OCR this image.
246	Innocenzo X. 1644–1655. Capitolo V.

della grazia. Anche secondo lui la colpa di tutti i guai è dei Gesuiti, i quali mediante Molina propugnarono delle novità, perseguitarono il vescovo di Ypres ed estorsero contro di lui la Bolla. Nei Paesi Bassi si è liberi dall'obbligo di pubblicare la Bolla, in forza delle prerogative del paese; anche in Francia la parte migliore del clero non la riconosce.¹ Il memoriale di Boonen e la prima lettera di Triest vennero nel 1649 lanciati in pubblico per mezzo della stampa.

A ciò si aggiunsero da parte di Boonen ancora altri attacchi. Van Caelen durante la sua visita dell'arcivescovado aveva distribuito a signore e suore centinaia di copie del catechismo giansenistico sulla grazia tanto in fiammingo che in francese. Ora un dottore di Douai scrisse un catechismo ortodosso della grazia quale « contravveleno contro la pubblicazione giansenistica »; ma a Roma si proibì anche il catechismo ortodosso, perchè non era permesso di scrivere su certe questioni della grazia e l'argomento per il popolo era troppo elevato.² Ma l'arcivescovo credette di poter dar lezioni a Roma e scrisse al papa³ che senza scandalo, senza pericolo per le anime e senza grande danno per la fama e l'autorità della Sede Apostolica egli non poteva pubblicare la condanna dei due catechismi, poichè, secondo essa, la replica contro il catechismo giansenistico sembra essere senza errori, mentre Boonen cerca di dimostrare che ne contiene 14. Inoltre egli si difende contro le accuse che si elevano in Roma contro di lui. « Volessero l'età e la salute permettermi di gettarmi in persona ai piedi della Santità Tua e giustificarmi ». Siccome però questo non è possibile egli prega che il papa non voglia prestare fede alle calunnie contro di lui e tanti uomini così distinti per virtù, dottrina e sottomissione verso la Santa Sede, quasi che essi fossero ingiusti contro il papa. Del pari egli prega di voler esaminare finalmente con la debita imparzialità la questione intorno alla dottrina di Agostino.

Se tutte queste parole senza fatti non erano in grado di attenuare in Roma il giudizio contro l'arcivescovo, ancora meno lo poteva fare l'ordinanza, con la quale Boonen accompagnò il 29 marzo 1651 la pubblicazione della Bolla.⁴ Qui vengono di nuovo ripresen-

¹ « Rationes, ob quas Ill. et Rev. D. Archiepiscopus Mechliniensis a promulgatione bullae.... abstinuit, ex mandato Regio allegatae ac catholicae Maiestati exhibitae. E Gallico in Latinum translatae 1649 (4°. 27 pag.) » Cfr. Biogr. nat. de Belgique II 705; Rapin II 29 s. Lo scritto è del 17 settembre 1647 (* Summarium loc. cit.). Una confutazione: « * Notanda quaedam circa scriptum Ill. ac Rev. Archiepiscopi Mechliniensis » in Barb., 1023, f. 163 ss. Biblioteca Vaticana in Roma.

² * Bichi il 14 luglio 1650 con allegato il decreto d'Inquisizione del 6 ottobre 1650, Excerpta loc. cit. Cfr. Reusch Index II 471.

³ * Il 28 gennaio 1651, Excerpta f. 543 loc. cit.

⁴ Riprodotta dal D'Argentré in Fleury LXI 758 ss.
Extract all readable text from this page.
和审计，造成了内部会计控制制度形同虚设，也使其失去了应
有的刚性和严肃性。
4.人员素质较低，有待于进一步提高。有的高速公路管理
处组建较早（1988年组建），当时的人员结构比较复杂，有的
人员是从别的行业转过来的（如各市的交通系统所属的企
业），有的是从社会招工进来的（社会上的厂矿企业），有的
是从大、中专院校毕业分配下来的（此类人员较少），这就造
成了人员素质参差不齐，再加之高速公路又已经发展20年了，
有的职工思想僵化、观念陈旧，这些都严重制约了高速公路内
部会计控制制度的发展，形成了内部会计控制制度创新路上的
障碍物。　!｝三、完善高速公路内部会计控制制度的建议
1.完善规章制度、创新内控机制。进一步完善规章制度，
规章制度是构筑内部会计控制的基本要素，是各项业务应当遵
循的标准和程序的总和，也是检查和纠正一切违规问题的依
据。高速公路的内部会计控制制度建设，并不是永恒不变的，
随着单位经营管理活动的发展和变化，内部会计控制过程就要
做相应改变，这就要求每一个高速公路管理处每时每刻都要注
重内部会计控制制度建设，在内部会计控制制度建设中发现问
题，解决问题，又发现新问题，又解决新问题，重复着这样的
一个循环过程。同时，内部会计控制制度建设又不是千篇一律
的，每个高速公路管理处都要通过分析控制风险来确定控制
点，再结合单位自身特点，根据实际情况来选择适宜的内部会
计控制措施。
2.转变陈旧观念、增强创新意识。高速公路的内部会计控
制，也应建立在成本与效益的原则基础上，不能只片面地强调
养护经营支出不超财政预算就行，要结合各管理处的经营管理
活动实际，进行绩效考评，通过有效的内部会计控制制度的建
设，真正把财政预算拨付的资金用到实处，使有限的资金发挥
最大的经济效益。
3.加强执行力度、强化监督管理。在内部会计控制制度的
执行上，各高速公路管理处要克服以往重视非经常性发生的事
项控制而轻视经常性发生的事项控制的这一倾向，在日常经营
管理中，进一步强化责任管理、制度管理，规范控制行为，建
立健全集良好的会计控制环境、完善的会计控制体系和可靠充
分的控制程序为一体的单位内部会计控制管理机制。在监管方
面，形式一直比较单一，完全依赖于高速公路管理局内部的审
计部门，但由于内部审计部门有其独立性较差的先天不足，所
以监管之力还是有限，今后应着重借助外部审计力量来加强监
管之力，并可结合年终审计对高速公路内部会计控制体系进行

★ ★ ★ ★ ★

- _Request_
Please quote every record above exactly as it appears.

- _The completed task_
OCR this image.
246	Innocenzo X. 1644–1655. Capitolo V.

della grazia. Anche secondo lui la colpa di tutti i guai è dei Gesuiti, i quali mediante Molina propugnarono delle novità, perseguitarono il vescovo di Ypres ed estorsero contro di lui la Bolla. Nei Paesi Bassi si è liberi dall'obbligo di pubblicare la Bolla, in forza delle prerogative del paese; anche in Francia la parte migliore del clero non la riconosce.¹ Il memoriale di Boonen e la prima lettera di Triest vennero nel 1649 lanciati in pubblico per mezzo della stampa.

A ciò si aggiunsero da parte di Boonen ancora altri attacchi. Van Caelen durante la sua visita dell'arcivescovado aveva distribuito a signore e suore centinaia di copie del catechismo giansenistico sulla grazia tanto in fiammingo che in francese. Ora un dottore di Douai scrisse un catechismo ortodosso della grazia quale « contravveleno contro la pubblicazione giansenistica »; ma a Roma si proibì anche il catechismo ortodosso, perchè non era permesso di scrivere su certe questioni della grazia e l'argomento per il popolo era troppo elevato.² Ma l'arcivescovo credette di poter dar lezioni a Roma e scrisse al papa³ che senza scandalo, senza pericolo per le anime e senza grande danno per la fama e l'autorità della Sede Apostolica egli non poteva pubblicare la condanna dei due catechismi, poichè, secondo essa, la replica contro il catechismo giansenistico sembra essere senza errori, mentre Boonen cerca di dimostrare che ne contiene 14. Inoltre egli si difende contro le accuse che si elevano in Roma contro di lui. « Volessero l'età e la salute permettermi di gettarmi in persona ai piedi della Santità Tua e giustificarmi ». Siccome però questo non è possibile egli prega che il papa non voglia prestare fede alle calunnie contro di lui e tanti uomini così distinti per virtù, dottrina e sottomissione verso la Santa Sede, quasi che essi fossero ingiusti contro il papa. Del pari egli prega di voler esaminare finalmente con la debita imparzialità la questione intorno alla dottrina di Agostino.

Se tutte queste parole senza fatti non erano in grado di attenuare in Roma il giudizio contro l'arcivescovo, ancora meno lo poteva fare l'ordinanza, con la quale Boonen accompagnò il 29 marzo 1651 la pubblicazione della Bolla.⁴ Qui vengono di nuovo ripresen-

¹ « Rationes, ob quas Ill. et Rev. D. Archiepiscopus Mechliniensis a promulgatione bullae.... abstinuit, ex mandato Regio allegatae ac catholicae Maiestati exhibitae. E Gallico in Latinum translatae 1649 (4°. 27 pag.) » Cfr. Biogr. nat. de Belgique II 705; Rapin II 29 s. Lo scritto è del 17 settembre 1647 (* Summarium loc. cit.). Una confutazione: « * Notanda quaedam circa scriptum Ill. ac Rev. Archiepiscopi Mechliniensis » in Barb., 1023, f. 163 ss. Biblioteca Vaticana in Roma.

² * Bichi il 14 luglio 1650 con allegato il decreto d'Inquisizione del 6 ottobre 1650, Excerpta loc. cit. Cfr. Reusch Index II 471.

³ * Il 28 gennaio 1651, Excerpta f. 543 loc. cit.

⁴ Riprodotta dal D'Argentré in Fleury LXI 758 ss.
Extract all readable text from this page.
和审计，造成了内部会计控制制度形同虚设，也使其失去了应
有的刚性和严肃性。
4.人员素质较低，有待于进一步提高。有的高速公路管理
处组建较早（1988年组建），当时的人员结构比较复杂，有的
人员是从别的行业转过来的（如各市的交通系统所属的企
业），有的是从社会招工进来的（社会上的厂矿企业），有的
是从大、中专院校毕业分配下来的（此类人员较少），这就造
成了人员素质参差不齐，再加之高速公路又已经发展20年了，
有的职工思想僵化、观念陈旧，这些都严重制约了高速公路内
部会计控制制度的发展，形成了内部会计控制制度创新路上的
障碍物。　!｝三、完善高速公路内部会计控制制度的建议
1.完善规章制度、创新内控机制。进一步完善规章制度，
规章制度是构筑内部会计控制的基本要素，是各项业务应当遵
循的标准和程序的总和，也是检查和纠正一切违规问题的依
据。高速公路的内部会计控制制度建设，并不是永恒不变的，
随着单位经营管理活动的发展和变化，内部会计控制过程就要
做相应改变，这就要求每一个高速公路管理处每时每刻都要注
重内部会计控制制度建设，在内部会计控制制度建设中发现问
题，解决问题，又发现新问题，又解决新问题，重复着这样的
一个循环过程。同时，内部会计控制制度建设又不是千篇一律
的，每个高速公路管理处都要通过分析控制风险来确定控制
点，再结合单位自身特点，根据实际情况来选择适宜的内部会
计控制措施。
2.转变陈旧观念、增强创新意识。高速公路的内部会计控
制，也应建立在成本与效益的原则基础上，不能只片面地强调
养护经营支出不超财政预算就行，要结合各管理处的经营管理
活动实际，进行绩效考评，通过有效的内部会计控制制度的建
设，真正把财政预算拨付的资金用到实处，使有限的资金发挥
最大的经济效益。
3.加强执行力度、强化监督管理。在内部会计控制制度的
执行上，各高速公路管理处要克服以往重视非经常性发生的事
项控制而轻视经常性发生的事项控制的这一倾向，在日常经营
管理中，进一步强化责任管理、制度管理，规范控制行为，建
立健全集良好的会计控制环境、完善的会计控制体系和可靠充
分的控制程序为一体的单位内部会计控制管理机制。在监管方
面，形式一直比较单一，完全依赖于高速公路管理局内部的审
计部门，但由于内部审计部门有其独立性较差的先天不足，所
以监管之力还是有限，今后应着重借助外部审计力量来加强监
管之力，并可结合年终审计对高速公路内部会计控制体系进行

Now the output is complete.